(Spatial layout data)
_ _ _ _ _ _ _

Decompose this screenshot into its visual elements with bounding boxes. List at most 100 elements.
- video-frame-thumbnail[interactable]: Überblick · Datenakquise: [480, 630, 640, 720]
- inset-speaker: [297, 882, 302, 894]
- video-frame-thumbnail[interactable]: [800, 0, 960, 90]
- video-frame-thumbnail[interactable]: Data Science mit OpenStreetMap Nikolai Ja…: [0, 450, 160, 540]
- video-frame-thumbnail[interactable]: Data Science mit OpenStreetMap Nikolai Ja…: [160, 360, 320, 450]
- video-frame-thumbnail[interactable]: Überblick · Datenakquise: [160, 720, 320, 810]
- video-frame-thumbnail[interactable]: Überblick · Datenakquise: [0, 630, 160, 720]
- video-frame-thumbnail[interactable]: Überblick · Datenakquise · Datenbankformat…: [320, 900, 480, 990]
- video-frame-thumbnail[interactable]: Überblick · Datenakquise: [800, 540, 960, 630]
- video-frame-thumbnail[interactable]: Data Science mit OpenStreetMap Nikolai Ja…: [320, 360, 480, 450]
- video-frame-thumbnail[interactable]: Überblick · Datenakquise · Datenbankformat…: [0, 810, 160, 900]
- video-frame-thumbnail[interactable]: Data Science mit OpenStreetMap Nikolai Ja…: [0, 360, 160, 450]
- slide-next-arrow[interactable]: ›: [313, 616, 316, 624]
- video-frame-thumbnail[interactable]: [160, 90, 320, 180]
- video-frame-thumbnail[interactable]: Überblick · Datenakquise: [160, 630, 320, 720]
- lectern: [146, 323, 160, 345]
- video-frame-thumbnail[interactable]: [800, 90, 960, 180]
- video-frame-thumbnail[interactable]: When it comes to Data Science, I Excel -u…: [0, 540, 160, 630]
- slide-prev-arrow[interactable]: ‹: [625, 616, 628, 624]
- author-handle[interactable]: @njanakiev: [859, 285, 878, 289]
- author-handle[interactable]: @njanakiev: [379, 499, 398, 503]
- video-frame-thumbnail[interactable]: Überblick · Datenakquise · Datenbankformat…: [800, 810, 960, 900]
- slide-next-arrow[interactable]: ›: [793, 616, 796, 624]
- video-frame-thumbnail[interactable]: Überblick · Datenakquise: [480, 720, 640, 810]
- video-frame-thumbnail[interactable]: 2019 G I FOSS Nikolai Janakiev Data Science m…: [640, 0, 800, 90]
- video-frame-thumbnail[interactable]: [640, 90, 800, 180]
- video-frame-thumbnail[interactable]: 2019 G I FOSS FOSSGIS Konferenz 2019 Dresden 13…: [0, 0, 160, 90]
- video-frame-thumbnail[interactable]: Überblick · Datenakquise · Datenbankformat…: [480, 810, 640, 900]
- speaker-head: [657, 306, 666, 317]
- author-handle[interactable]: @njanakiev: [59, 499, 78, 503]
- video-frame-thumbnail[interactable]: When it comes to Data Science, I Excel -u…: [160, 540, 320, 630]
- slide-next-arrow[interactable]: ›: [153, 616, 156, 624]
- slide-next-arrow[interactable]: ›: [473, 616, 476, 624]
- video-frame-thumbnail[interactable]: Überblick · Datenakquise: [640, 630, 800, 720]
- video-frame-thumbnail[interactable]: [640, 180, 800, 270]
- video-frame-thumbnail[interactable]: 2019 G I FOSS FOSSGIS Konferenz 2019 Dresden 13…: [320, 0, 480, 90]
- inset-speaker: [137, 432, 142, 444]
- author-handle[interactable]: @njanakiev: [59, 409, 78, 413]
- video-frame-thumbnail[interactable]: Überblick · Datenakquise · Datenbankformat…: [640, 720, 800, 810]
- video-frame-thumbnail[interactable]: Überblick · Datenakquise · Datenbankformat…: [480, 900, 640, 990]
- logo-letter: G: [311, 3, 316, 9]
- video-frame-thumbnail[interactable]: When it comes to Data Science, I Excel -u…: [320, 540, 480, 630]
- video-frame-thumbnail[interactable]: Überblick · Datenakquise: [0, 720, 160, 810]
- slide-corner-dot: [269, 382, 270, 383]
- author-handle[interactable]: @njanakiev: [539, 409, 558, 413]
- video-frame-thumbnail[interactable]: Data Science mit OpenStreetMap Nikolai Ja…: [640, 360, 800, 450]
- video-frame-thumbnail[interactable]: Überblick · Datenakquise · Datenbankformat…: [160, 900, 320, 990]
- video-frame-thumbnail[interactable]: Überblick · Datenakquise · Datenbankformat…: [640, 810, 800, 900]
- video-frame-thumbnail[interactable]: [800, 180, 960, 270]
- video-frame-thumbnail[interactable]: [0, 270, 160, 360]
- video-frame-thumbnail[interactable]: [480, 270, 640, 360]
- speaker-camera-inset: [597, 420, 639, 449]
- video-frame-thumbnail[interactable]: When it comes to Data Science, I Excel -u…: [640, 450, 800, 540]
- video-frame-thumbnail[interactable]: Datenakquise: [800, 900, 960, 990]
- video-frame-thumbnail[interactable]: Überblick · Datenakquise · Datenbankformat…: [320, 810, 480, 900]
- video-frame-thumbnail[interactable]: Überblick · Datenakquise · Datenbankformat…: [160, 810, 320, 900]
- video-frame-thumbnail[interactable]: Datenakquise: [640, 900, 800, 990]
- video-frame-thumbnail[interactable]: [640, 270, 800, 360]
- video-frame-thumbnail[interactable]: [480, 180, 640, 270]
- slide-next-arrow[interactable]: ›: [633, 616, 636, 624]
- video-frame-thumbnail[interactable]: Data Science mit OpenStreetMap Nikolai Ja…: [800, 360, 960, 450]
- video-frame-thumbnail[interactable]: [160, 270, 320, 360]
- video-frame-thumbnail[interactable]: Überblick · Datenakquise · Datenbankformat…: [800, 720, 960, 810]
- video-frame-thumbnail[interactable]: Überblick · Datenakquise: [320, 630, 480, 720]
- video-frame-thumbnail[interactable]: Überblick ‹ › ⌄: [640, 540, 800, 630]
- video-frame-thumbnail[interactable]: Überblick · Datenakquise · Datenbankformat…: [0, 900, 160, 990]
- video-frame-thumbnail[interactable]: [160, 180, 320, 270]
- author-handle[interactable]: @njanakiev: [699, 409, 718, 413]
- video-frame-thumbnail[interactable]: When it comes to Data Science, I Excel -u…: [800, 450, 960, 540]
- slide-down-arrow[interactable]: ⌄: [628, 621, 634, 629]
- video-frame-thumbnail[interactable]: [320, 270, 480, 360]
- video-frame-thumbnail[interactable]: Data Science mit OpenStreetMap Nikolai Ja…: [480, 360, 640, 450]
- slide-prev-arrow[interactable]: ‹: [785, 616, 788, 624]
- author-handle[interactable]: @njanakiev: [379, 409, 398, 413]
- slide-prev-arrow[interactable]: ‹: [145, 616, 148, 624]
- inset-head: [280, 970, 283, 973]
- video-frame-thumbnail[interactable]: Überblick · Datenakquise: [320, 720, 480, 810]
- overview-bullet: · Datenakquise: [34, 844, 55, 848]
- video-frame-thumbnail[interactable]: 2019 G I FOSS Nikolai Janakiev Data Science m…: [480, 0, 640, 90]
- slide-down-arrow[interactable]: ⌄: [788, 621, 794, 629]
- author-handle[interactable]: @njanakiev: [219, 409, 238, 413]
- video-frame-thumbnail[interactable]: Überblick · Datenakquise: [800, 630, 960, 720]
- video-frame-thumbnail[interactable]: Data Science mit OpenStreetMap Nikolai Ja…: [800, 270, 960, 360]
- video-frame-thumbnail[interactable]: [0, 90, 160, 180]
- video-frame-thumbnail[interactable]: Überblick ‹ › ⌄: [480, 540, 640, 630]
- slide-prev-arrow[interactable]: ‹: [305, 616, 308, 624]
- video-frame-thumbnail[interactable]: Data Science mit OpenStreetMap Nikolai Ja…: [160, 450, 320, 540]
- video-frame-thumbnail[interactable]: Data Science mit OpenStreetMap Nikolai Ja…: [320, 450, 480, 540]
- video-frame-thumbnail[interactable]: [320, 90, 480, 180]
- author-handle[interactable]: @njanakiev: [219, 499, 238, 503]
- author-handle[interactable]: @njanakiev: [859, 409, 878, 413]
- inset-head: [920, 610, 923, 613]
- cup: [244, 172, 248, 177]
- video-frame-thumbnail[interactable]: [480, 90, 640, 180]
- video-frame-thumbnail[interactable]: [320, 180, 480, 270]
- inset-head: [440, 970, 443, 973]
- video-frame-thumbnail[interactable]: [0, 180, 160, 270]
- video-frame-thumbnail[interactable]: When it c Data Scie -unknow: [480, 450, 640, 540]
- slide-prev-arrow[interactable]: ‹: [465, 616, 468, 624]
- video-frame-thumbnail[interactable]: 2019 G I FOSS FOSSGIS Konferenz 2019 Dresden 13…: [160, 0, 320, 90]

_ _ _ _ _ _ _

■ **WORK TO BE COMPLETED**
Rewrite the listing from its first line through the line containing "540, 960, 630]", replacing "Datenakquise" with "Datenerfassung" and leaving everything else unchanged.

■ **FINAL ANSWER**
Decompose this screenshot into its visual elements with bounding boxes. List at most 100 elements.
- video-frame-thumbnail[interactable]: Überblick · Datenerfassung: [480, 630, 640, 720]
- inset-speaker: [297, 882, 302, 894]
- video-frame-thumbnail[interactable]: [800, 0, 960, 90]
- video-frame-thumbnail[interactable]: Data Science mit OpenStreetMap Nikolai Ja…: [0, 450, 160, 540]
- video-frame-thumbnail[interactable]: Data Science mit OpenStreetMap Nikolai Ja…: [160, 360, 320, 450]
- video-frame-thumbnail[interactable]: Überblick · Datenerfassung: [160, 720, 320, 810]
- video-frame-thumbnail[interactable]: Überblick · Datenerfassung: [0, 630, 160, 720]
- video-frame-thumbnail[interactable]: Überblick · Datenerfassung · Datenbankformat…: [320, 900, 480, 990]
- video-frame-thumbnail[interactable]: Überblick · Datenerfassung: [800, 540, 960, 630]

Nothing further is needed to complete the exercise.